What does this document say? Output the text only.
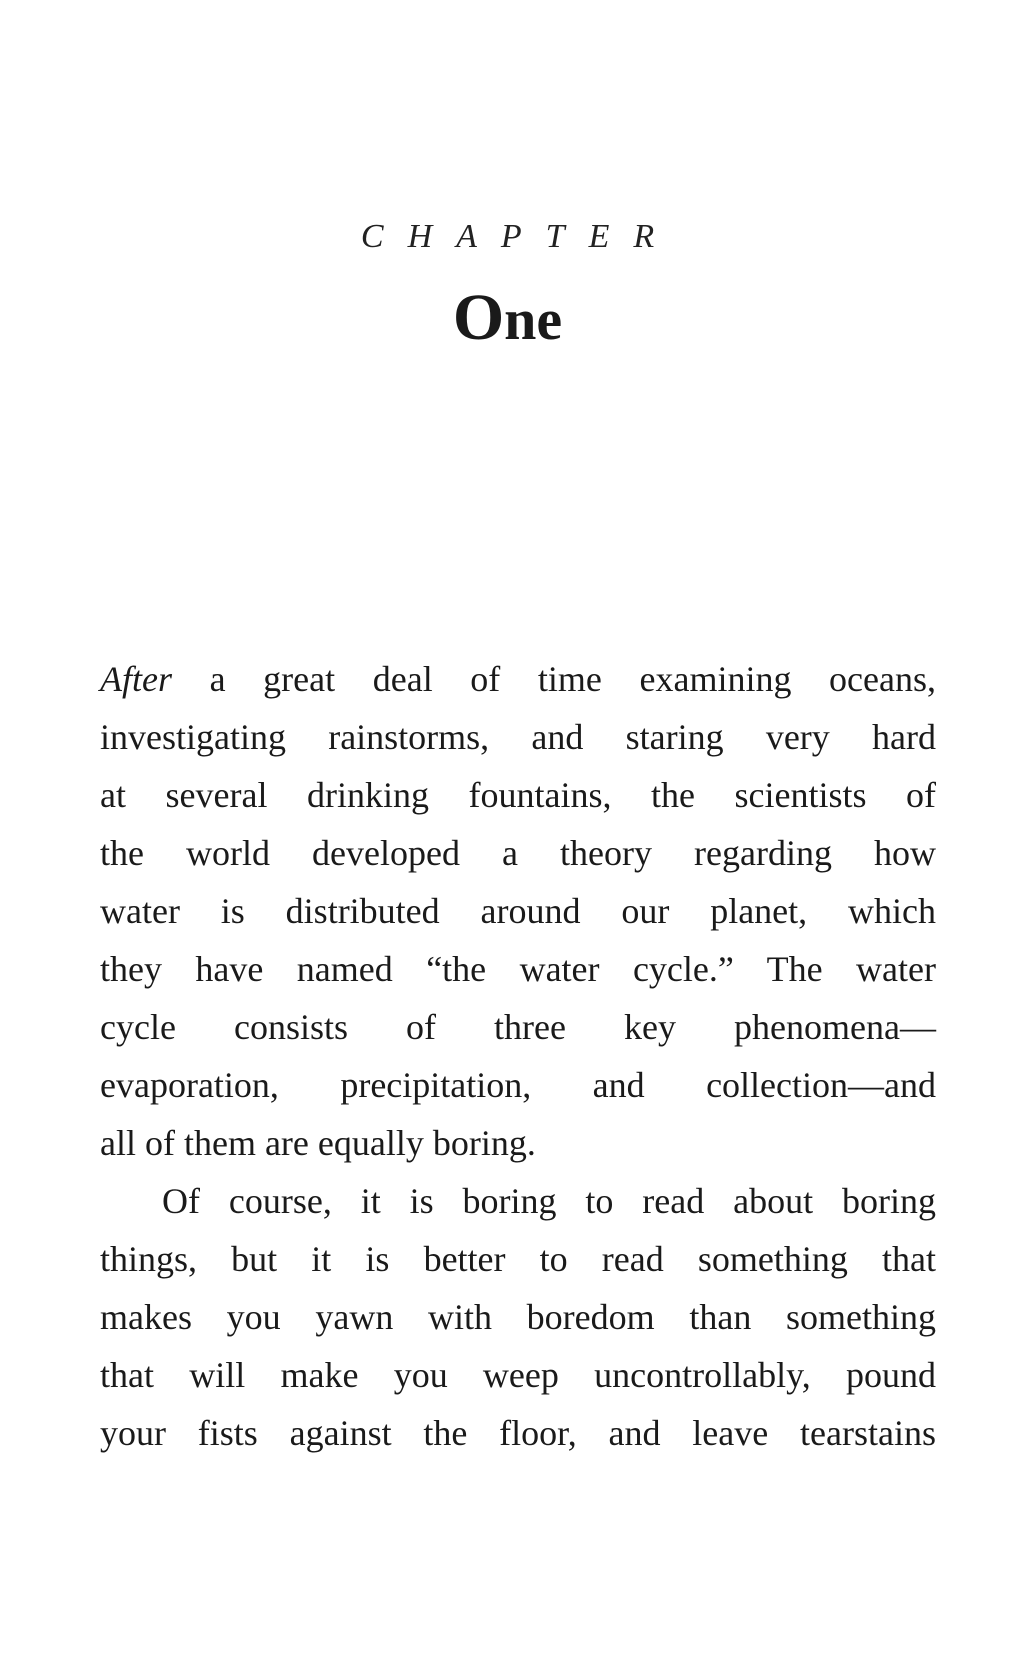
CHAPTER
One
After a great deal of time examining oceans,
investigating rainstorms, and staring very hard
at several drinking fountains, the scientists of
the world developed a theory regarding how
water is distributed around our planet, which
they have named “the water cycle.” The water
cycle consists of three key phenomena—
evaporation, precipitation, and collection—and
all of them are equally boring.
Of course, it is boring to read about boring
things, but it is better to read something that
makes you yawn with boredom than something
that will make you weep uncontrollably, pound
your fists against the floor, and leave tearstains
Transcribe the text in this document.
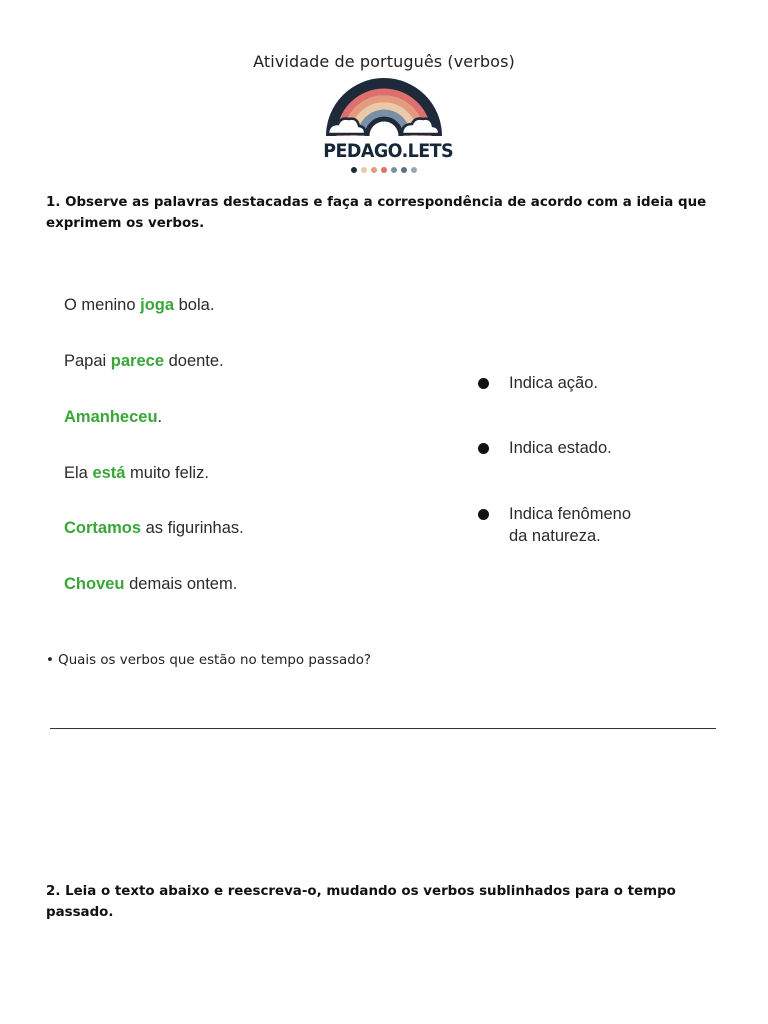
Atividade de português (verbos)
PEDAGO.LETS
1. Observe as palavras destacadas e faça a correspondência de acordo com a ideia que exprimem os verbos.
O menino joga bola.
Papai parece doente.
Amanheceu.
Ela está muito feliz.
Cortamos as figurinhas.
Choveu demais ontem.
Indica ação.
Indica estado.
Indica fenômeno
da natureza.
• Quais os verbos que estão no tempo passado?
2. Leia o texto abaixo e reescreva-o, mudando os verbos sublinhados para o tempo passado.
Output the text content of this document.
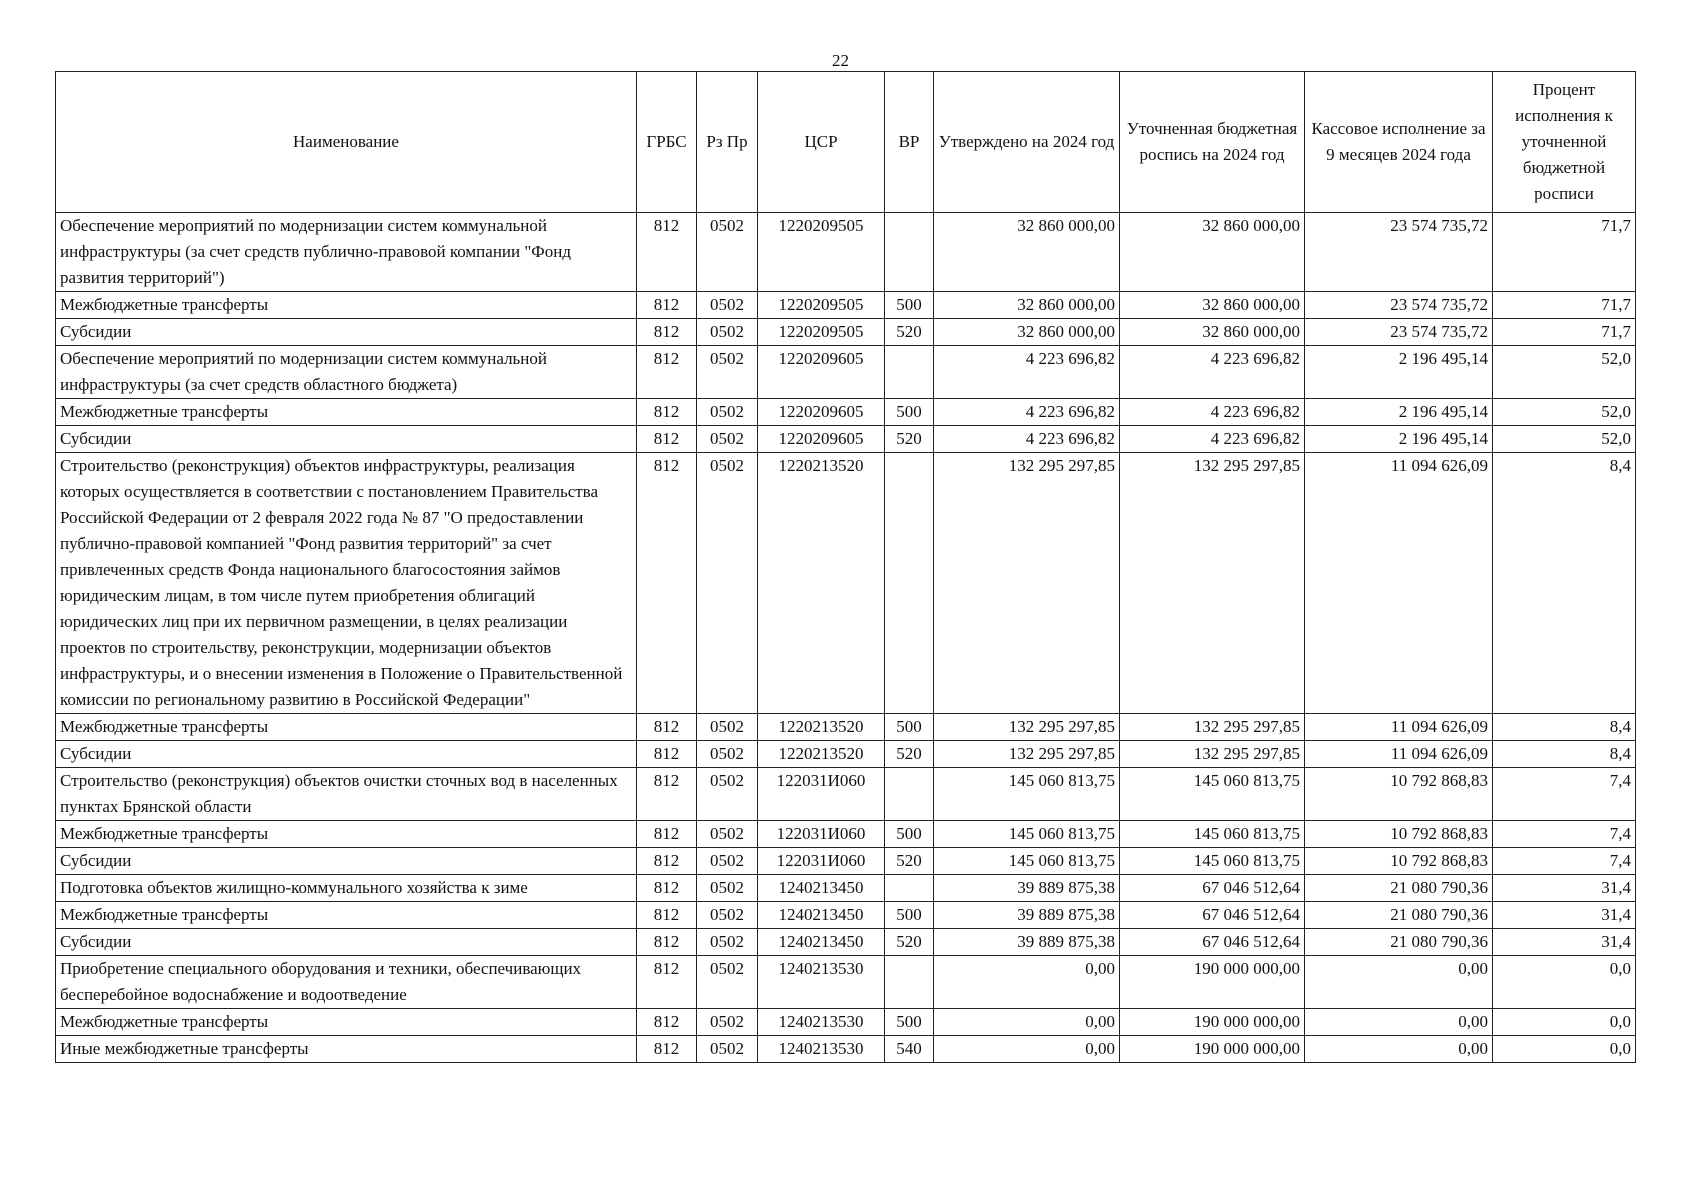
22
Наименование	ГРБС	Рз Пр	ЦСР	ВР	Утверждено на 2024 год	Уточненная бюджетная роспись на 2024 год	Кассовое исполнение за 9 месяцев 2024 года	Процент исполнения к уточненной бюджетной росписи
Обеспечение мероприятий по модернизации систем коммунальной инфраструктуры (за счет средств публично-правовой компании "Фонд развития территорий")	812	0502	1220209505		32 860 000,00	32 860 000,00	23 574 735,72	71,7
Межбюджетные трансферты	812	0502	1220209505	500	32 860 000,00	32 860 000,00	23 574 735,72	71,7
Субсидии	812	0502	1220209505	520	32 860 000,00	32 860 000,00	23 574 735,72	71,7
Обеспечение мероприятий по модернизации систем коммунальной инфраструктуры (за счет средств областного бюджета)	812	0502	1220209605		4 223 696,82	4 223 696,82	2 196 495,14	52,0
Межбюджетные трансферты	812	0502	1220209605	500	4 223 696,82	4 223 696,82	2 196 495,14	52,0
Субсидии	812	0502	1220209605	520	4 223 696,82	4 223 696,82	2 196 495,14	52,0
Строительство (реконструкция) объектов инфраструктуры, реализация которых осуществляется в соответствии с постановлением Правительства Российской Федерации от 2 февраля 2022 года № 87 "О предоставлении публично-правовой компанией "Фонд развития территорий" за счет привлеченных средств Фонда национального благосостояния займов юридическим лицам, в том числе путем приобретения облигаций юридических лиц при их первичном размещении, в целях реализации проектов по строительству, реконструкции, модернизации объектов инфраструктуры, и о внесении изменения в Положение о Правительственной комиссии по региональному развитию в Российской Федерации"	812	0502	1220213520		132 295 297,85	132 295 297,85	11 094 626,09	8,4
Межбюджетные трансферты	812	0502	1220213520	500	132 295 297,85	132 295 297,85	11 094 626,09	8,4
Субсидии	812	0502	1220213520	520	132 295 297,85	132 295 297,85	11 094 626,09	8,4
Строительство (реконструкция) объектов очистки сточных вод в населенных пунктах Брянской области	812	0502	122031И060		145 060 813,75	145 060 813,75	10 792 868,83	7,4
Межбюджетные трансферты	812	0502	122031И060	500	145 060 813,75	145 060 813,75	10 792 868,83	7,4
Субсидии	812	0502	122031И060	520	145 060 813,75	145 060 813,75	10 792 868,83	7,4
Подготовка объектов жилищно-коммунального хозяйства к зиме	812	0502	1240213450		39 889 875,38	67 046 512,64	21 080 790,36	31,4
Межбюджетные трансферты	812	0502	1240213450	500	39 889 875,38	67 046 512,64	21 080 790,36	31,4
Субсидии	812	0502	1240213450	520	39 889 875,38	67 046 512,64	21 080 790,36	31,4
Приобретение специального оборудования и техники, обеспечивающих бесперебойное водоснабжение и водоотведение	812	0502	1240213530		0,00	190 000 000,00	0,00	0,0
Межбюджетные трансферты	812	0502	1240213530	500	0,00	190 000 000,00	0,00	0,0
Иные межбюджетные трансферты	812	0502	1240213530	540	0,00	190 000 000,00	0,00	0,0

= = = = =

» PROBLEM STATEMENT:
Check each line above for the string "Субсидии", then copy the ones that have it.

» EXERCISE ANSWER:
Субсидии	812	0502	1220209505	520	32 860 000,00	32 860 000,00	23 574 735,72	71,7
Субсидии	812	0502	1220209605	520	4 223 696,82	4 223 696,82	2 196 495,14	52,0
Субсидии	812	0502	1220213520	520	132 295 297,85	132 295 297,85	11 094 626,09	8,4
Субсидии	812	0502	122031И060	520	145 060 813,75	145 060 813,75	10 792 868,83	7,4
Субсидии	812	0502	1240213450	520	39 889 875,38	67 046 512,64	21 080 790,36	31,4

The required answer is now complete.